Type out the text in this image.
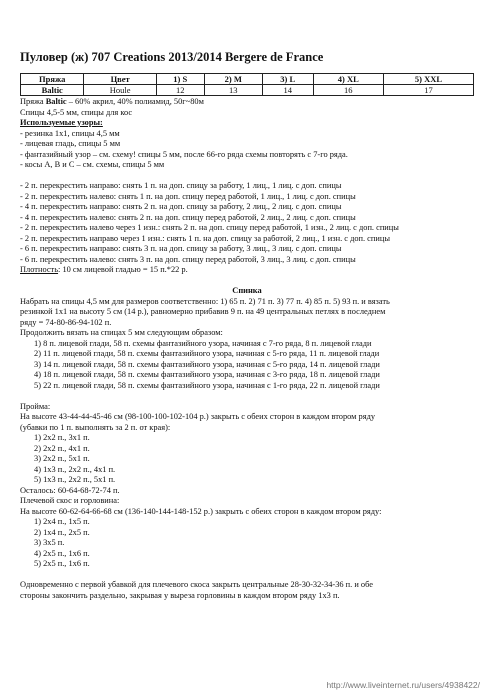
Пуловер (ж) 707 Creations 2013/2014 Bergere de France
Пряжа	Цвет	1) S	2) M	3) L	4) XL	5) XXL
Baltic	Houle	12	13	14	16	17
Пряжа Baltic – 60% акрил, 40% полиамид, 50г~80м
Спицы 4,5-5 мм, спицы для кос
Используемые узоры:
- резинка 1х1, спицы 4,5 мм
- лицевая гладь, спицы 5 мм
- фантазийный узор – см. схему! спицы 5 мм, после 66-го ряда схемы повторять с 7-го ряда.
- косы А, В и С – см. схемы, спицы 5 мм
- 2 п. перекрестить направо: снять 1 п. на доп. спицу за работу, 1 лиц., 1 лиц. с доп. спицы
- 2 п. перекрестить налево: снять 1 п. на доп. спицу перед работой, 1 лиц., 1 лиц. с доп. спицы
- 4 п. перекрестить направо: снять 2 п. на доп. спицу за работу, 2 лиц., 2 лиц. с доп. спицы
- 4 п. перекрестить налево: снять 2 п. на доп. спицу перед работой, 2 лиц., 2 лиц. с доп. спицы
- 2 п. перекрестить налево через 1 изн.: снять 2 п. на доп. спицу перед работой, 1 изн., 2 лиц. с доп. спицы
- 2 п. перекрестить направо через 1 изн.: снять 1 п. на доп. спицу за работой, 2 лиц., 1 изн. с доп. спицы
- 6 п. перекрестить направо: снять 3 п. на доп. спицу за работу, 3 лиц., 3 лиц. с доп. спицы
- 6 п. перекрестить налево: снять 3 п. на доп. спицу перед работой, 3 лиц., 3 лиц. с доп. спицы
Плотность: 10 см лицевой гладью = 15 п.*22 р.
Спинка
Набрать на спицы 4,5 мм для размеров соответственно: 1) 65 п. 2) 71 п. 3) 77 п. 4) 85 п. 5) 93 п. и вязать
резинкой 1х1 на высоту 5 см (14 р.), равномерно прибавив 9 п. на 49 центральных петлях в последнем
ряду = 74-80-86-94-102 п.
Продолжить вязать на спицах 5 мм следующим образом:
1) 8 п. лицевой глади, 58 п. схемы фантазийного узора, начиная с 7-го ряда, 8 п. лицевой глади
2) 11 п. лицевой глади, 58 п. схемы фантазийного узора, начиная с 5-го ряда, 11 п. лицевой глади
3) 14 п. лицевой глади, 58 п. схемы фантазийного узора, начиная с 5-го ряда, 14 п. лицевой глади
4) 18 п. лицевой глади, 58 п. схемы фантазийного узора, начиная с 3-го ряда, 18 п. лицевой глади
5) 22 п. лицевой глади, 58 п. схемы фантазийного узора, начиная с 1-го ряда, 22 п. лицевой глади
Пройма:
На высоте 43-44-44-45-46 см (98-100-100-102-104 р.) закрыть с обеих сторон в каждом втором ряду
(убавки по 1 п. выполнять за 2 п. от края):
1) 2х2 п., 3х1 п.
2) 2х2 п., 4х1 п.
3) 2х2 п., 5х1 п.
4) 1х3 п., 2х2 п., 4х1 п.
5) 1х3 п., 2х2 п., 5х1 п.
Осталось: 60-64-68-72-74 п.
Плечевой скос и горловина:
На высоте 60-62-64-66-68 см (136-140-144-148-152 р.) закрыть с обеих сторон в каждом втором ряду:
1) 2х4 п., 1х5 п.
2) 1х4 п., 2х5 п.
3) 3х5 п.
4) 2х5 п., 1х6 п.
5) 2х5 п., 1х6 п.
Одновременно с первой убавкой для плечевого скоса закрыть центральные 28-30-32-34-36 п. и обе
стороны закончить раздельно, закрывая у выреза горловины в каждом втором ряду 1х3 п.
http://www.liveinternet.ru/users/4938422/
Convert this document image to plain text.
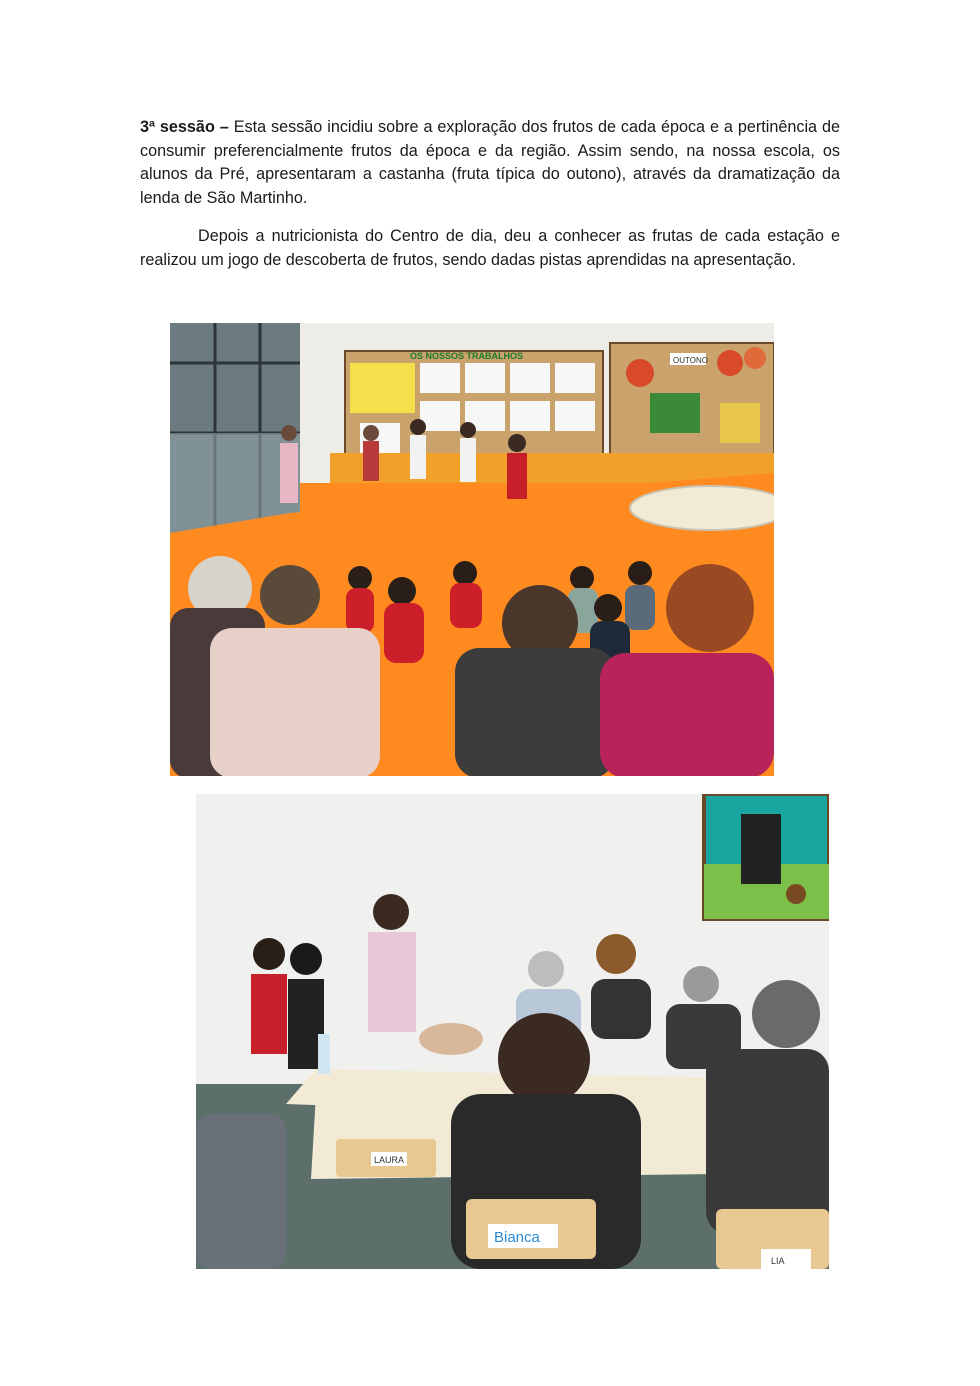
3ª sessão – Esta sessão incidiu sobre a exploração dos frutos de cada época e a pertinência de consumir preferencialmente frutos da época e da região. Assim sendo, na nossa escola, os alunos da Pré, apresentaram a castanha (fruta típica do outono), através da dramatização da lenda de São Martinho.

Depois a nutricionista do Centro de dia, deu a conhecer as frutas de cada estação e realizou um jogo de descoberta de frutos, sendo dadas pistas aprendidas na apresentação.

OS NOSSOS TRABALHOS	OUTONO
LAURA
Bianca
LIA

### GIVEN TASK:
Here the job is to quote the lines from the one with "Convert this document image to plain text." through the end of the material, both included, exactly; please skip the pictures.

### WRITTEN RESPONSE:
Convert this document image to plain text.
3ª sessão – Esta sessão incidiu sobre a exploração dos frutos de cada época e a pertinência de consumir preferencialmente frutos da época e da região. Assim sendo, na nossa escola, os alunos da Pré, apresentaram a castanha (fruta típica do outono), através da dramatização da lenda de São Martinho.

Depois a nutricionista do Centro de dia, deu a conhecer as frutas de cada estação e realizou um jogo de descoberta de frutos, sendo dadas pistas aprendidas na apresentação.

OS NOSSOS TRABALHOS	OUTONO
LAURA
Bianca
LIA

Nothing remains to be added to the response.